======== Material provided

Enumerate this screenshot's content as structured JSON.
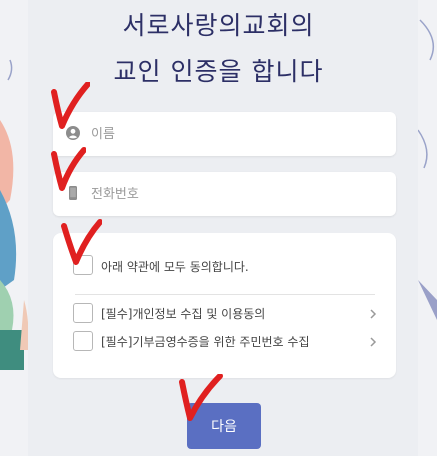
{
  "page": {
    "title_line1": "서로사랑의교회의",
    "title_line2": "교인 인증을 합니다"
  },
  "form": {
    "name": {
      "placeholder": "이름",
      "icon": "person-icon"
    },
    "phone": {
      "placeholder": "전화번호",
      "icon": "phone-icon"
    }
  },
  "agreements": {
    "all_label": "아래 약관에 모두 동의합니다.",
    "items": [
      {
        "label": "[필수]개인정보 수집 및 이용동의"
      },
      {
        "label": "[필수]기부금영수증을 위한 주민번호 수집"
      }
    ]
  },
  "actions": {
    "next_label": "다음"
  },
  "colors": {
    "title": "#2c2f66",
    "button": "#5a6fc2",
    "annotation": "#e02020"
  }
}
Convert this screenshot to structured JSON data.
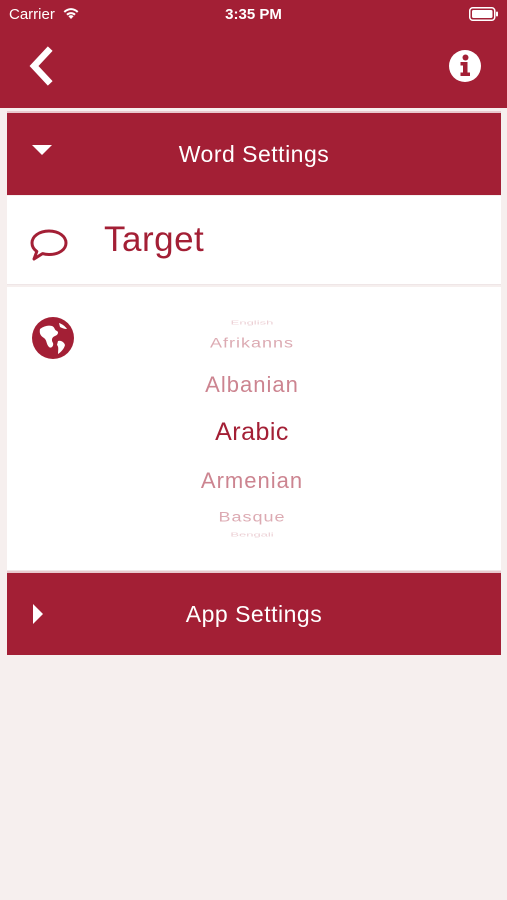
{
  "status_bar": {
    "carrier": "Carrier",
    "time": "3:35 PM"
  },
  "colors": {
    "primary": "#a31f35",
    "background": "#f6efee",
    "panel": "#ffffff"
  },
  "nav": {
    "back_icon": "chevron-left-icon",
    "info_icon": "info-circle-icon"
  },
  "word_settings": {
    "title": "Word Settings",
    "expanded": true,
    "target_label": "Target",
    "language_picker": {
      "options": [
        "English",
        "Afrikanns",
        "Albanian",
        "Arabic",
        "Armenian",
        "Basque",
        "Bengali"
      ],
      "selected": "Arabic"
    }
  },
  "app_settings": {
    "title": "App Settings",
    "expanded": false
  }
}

================

■ What to produce ■
Pick each line holding the word "structured" out of the data and copy it.

■ Response ■
Enumerate this screenshot's content as structured JSON.
Convert this screenshot to structured JSON data.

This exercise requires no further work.